EXERCISE TASK: Scan the lines below for "отношении"; report the number of lines that contain it, and only that.

MATERIAL FOR THIS TASK:
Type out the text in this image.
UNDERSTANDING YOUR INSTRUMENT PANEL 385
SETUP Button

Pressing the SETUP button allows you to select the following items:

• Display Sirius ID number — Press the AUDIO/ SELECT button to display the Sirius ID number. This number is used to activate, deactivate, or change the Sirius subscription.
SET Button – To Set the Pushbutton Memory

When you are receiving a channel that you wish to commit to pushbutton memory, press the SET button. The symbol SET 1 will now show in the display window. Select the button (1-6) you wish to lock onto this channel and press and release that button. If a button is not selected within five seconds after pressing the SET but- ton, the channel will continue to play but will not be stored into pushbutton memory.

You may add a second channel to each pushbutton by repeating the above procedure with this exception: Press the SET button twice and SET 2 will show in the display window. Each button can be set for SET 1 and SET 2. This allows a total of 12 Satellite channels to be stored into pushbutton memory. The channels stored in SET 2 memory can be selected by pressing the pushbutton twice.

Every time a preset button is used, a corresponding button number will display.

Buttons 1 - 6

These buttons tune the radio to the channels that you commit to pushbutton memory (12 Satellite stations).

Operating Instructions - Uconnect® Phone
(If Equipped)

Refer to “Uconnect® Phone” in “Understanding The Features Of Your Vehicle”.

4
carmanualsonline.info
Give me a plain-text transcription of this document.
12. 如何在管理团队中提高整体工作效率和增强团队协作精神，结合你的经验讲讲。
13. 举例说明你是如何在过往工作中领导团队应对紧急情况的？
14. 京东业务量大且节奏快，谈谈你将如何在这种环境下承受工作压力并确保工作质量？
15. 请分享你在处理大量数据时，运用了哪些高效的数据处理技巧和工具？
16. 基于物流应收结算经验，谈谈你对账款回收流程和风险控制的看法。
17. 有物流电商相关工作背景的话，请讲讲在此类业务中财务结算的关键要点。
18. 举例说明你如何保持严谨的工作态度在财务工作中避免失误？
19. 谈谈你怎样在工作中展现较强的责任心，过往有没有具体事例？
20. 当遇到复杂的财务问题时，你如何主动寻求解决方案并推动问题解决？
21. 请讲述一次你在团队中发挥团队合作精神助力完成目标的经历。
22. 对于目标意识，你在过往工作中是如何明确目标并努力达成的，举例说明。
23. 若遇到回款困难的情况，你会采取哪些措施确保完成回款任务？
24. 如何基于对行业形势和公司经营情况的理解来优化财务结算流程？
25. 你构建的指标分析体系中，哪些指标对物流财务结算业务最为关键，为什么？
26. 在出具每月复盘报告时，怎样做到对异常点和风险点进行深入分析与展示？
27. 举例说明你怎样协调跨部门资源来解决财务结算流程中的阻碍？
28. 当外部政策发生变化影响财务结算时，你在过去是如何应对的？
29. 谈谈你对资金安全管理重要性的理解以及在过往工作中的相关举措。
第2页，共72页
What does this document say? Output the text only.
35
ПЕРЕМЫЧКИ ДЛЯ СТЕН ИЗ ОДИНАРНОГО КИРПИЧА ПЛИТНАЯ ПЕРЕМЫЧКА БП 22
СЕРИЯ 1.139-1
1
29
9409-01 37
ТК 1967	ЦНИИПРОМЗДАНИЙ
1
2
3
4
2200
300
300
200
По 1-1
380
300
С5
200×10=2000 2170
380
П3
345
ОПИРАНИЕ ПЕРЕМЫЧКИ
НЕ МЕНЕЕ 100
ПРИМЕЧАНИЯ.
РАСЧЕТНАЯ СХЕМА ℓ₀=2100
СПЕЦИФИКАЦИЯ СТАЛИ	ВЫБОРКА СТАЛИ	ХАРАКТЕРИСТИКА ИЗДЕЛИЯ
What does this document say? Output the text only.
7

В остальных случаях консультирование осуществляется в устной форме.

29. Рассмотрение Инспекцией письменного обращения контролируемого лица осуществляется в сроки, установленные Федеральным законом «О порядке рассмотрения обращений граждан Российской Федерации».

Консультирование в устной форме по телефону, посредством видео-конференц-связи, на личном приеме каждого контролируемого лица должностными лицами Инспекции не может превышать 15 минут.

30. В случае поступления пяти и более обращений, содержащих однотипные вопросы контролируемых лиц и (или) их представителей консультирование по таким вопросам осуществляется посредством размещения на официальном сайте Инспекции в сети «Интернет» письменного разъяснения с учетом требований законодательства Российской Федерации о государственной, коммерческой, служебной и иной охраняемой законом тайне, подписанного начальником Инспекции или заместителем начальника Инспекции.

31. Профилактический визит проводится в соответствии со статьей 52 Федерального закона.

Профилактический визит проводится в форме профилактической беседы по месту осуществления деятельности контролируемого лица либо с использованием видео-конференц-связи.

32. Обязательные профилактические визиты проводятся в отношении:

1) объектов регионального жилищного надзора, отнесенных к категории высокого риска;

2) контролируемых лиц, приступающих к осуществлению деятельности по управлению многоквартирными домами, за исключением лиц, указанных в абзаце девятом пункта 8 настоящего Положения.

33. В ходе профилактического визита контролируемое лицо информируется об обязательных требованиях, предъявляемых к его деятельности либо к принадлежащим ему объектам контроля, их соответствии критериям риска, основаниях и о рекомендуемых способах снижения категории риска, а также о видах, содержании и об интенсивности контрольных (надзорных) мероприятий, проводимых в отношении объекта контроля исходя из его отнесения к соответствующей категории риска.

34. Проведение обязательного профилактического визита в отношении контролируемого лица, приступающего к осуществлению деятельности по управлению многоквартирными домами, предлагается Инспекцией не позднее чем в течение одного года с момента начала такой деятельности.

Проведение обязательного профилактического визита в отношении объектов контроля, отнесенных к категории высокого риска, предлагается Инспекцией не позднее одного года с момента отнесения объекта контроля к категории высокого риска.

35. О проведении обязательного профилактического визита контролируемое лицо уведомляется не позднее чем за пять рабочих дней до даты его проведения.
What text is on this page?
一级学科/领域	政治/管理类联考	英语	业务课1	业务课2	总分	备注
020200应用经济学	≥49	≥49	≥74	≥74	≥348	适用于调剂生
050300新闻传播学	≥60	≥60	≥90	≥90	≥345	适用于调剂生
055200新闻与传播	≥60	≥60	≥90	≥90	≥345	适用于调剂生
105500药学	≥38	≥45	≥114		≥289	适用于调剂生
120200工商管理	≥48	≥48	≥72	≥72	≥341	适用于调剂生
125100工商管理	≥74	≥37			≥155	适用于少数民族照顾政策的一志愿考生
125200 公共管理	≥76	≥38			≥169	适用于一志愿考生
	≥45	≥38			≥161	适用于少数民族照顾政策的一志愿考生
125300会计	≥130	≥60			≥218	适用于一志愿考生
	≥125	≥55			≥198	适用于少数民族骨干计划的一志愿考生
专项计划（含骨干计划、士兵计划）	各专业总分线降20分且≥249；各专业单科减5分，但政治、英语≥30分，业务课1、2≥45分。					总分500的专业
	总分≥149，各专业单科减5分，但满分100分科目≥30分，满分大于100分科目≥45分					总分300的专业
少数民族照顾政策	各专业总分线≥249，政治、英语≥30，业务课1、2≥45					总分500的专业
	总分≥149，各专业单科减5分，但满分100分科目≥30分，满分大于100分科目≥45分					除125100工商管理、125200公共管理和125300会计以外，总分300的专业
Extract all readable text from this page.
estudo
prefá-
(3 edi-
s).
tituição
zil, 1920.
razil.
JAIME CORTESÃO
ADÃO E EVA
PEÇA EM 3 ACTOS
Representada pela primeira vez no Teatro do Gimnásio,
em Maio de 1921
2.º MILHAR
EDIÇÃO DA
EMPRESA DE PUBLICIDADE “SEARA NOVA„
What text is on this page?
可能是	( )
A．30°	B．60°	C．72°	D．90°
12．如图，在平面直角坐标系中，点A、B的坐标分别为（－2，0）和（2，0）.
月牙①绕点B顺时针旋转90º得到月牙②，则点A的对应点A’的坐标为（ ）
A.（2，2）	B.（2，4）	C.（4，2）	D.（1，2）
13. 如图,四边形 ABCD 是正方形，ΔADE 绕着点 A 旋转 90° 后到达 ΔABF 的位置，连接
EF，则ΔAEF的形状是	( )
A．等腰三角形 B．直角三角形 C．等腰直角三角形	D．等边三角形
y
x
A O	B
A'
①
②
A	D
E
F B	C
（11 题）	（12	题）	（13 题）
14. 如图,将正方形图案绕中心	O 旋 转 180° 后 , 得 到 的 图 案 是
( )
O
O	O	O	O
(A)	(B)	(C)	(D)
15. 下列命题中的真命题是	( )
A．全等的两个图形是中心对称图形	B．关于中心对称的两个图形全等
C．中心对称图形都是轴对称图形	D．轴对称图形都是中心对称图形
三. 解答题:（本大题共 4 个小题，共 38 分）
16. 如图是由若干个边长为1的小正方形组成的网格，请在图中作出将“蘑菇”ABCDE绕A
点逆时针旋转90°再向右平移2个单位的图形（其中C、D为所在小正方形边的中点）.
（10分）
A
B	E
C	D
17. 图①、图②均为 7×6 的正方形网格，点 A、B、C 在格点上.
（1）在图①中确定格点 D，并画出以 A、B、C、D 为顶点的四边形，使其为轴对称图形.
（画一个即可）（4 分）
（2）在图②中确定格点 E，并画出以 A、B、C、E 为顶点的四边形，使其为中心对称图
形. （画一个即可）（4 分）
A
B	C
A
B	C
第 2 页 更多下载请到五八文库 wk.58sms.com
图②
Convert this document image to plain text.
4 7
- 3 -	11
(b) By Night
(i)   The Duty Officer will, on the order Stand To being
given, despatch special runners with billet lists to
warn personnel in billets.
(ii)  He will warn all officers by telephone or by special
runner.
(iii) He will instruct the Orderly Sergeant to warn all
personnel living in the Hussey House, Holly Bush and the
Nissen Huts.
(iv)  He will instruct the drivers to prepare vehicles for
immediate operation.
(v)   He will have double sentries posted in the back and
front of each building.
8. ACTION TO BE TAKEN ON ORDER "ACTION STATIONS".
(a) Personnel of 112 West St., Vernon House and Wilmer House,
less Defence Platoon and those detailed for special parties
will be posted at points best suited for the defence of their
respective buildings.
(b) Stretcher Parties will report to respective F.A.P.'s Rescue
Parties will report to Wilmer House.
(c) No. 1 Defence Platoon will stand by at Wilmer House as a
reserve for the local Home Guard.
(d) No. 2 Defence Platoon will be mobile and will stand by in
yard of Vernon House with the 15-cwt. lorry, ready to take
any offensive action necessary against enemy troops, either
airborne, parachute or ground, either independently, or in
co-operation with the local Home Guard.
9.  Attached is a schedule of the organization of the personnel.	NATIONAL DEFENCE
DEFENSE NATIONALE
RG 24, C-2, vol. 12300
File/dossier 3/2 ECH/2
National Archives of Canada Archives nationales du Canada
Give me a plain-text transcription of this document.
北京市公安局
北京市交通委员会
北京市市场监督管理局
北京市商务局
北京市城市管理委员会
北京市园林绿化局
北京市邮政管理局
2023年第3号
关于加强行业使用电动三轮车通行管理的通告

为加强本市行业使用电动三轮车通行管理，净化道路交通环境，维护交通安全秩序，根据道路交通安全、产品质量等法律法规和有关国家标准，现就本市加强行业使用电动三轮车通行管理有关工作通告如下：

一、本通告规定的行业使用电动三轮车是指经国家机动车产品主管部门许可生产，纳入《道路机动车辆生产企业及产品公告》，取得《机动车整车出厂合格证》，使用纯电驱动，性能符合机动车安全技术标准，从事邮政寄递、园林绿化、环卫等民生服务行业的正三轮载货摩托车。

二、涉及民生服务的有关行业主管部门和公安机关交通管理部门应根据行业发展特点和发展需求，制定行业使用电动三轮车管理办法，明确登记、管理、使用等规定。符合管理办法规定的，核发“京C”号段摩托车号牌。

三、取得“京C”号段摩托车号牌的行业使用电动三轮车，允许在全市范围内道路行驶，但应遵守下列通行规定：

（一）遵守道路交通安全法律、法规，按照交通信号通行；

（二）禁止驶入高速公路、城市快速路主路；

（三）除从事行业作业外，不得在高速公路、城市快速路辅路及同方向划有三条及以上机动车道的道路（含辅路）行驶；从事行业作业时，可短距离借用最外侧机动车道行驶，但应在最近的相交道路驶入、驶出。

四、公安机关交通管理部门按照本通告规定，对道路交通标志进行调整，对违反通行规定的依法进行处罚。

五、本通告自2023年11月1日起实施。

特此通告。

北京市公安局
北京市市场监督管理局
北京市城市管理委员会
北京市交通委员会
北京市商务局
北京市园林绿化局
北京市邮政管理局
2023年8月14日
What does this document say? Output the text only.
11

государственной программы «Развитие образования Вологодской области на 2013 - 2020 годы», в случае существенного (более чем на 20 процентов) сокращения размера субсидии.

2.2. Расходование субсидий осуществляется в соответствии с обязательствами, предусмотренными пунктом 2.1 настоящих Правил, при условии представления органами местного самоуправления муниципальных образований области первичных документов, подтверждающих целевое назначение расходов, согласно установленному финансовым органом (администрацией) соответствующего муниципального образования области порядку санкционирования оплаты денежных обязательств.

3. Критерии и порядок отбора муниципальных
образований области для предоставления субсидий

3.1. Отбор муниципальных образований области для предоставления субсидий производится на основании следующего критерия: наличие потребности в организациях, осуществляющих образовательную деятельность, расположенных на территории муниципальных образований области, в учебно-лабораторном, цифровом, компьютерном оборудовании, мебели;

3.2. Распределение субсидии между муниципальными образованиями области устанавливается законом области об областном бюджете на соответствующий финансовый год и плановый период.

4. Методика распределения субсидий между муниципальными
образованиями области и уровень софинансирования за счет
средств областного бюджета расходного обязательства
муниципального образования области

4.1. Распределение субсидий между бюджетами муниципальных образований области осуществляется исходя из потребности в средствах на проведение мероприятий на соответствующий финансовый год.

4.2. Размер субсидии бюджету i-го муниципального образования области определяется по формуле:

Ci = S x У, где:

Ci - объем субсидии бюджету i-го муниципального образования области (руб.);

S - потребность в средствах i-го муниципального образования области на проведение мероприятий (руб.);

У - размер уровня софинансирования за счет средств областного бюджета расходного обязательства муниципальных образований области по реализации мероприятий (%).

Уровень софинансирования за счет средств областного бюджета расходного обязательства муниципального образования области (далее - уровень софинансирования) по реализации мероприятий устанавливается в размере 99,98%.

IN RESPONSE: 4